◆ The request ◆
Every line that includes the word "volumen" is to be listed.

Saved data entries
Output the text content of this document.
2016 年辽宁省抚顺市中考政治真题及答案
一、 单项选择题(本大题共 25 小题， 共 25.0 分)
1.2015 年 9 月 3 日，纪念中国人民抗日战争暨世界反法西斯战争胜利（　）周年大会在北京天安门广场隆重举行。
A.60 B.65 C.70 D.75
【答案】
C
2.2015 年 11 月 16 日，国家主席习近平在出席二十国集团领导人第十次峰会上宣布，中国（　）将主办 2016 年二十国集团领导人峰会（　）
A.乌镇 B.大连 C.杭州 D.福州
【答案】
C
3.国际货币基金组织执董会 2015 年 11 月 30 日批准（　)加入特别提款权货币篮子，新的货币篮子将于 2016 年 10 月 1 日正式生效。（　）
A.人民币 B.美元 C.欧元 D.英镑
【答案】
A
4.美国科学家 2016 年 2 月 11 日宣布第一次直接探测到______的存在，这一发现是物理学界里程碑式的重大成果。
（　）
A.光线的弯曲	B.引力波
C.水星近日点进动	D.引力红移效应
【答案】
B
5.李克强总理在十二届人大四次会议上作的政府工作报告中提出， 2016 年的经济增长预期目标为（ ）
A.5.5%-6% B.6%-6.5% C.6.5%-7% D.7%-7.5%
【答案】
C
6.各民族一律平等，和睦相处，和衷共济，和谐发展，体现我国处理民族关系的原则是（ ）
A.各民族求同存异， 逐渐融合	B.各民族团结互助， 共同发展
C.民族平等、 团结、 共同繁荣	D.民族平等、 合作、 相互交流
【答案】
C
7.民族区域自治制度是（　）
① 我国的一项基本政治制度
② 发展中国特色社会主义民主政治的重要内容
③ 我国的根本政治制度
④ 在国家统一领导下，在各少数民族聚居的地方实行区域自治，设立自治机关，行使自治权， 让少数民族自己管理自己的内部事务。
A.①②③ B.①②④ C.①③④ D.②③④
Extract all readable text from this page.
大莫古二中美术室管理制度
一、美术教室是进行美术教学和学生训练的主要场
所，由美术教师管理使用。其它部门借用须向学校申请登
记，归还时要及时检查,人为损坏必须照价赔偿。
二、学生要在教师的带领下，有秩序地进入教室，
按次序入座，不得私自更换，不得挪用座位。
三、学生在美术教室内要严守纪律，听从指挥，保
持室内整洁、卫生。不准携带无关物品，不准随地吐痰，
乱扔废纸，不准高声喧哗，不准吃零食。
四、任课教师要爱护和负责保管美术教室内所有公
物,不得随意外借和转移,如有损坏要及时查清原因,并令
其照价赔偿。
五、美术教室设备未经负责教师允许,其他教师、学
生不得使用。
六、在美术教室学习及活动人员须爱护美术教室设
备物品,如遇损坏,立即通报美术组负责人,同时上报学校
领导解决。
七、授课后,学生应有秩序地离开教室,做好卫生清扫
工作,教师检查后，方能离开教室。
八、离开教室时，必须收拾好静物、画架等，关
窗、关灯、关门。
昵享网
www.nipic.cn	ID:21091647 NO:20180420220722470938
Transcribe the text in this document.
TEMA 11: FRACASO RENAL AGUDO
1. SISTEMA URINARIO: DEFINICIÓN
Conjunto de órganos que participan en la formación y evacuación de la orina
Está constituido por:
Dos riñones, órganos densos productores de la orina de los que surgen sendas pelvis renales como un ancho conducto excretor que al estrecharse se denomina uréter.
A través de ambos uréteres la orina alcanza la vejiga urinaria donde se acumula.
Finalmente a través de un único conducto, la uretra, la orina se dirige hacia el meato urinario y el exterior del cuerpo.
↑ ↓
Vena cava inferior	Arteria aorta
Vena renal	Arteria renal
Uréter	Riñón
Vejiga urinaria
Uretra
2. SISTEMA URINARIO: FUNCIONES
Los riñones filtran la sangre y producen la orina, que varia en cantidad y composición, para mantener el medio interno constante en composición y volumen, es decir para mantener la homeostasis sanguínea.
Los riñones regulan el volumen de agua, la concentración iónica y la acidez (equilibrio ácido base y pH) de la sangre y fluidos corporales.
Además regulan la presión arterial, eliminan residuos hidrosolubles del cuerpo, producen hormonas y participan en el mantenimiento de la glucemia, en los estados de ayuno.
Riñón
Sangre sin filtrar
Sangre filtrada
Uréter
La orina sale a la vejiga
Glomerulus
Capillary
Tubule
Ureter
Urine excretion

◆ Exercise response ◆
Los riñones filtran la sangre y producen la orina, que varia en cantidad y composición, para mantener el medio interno constante en composición y volumen, es decir para mantener la homeostasis sanguínea.
Los riñones regulan el volumen de agua, la concentración iónica y la acidez (equilibrio ácido base y pH) de la sangre y fluidos corporales.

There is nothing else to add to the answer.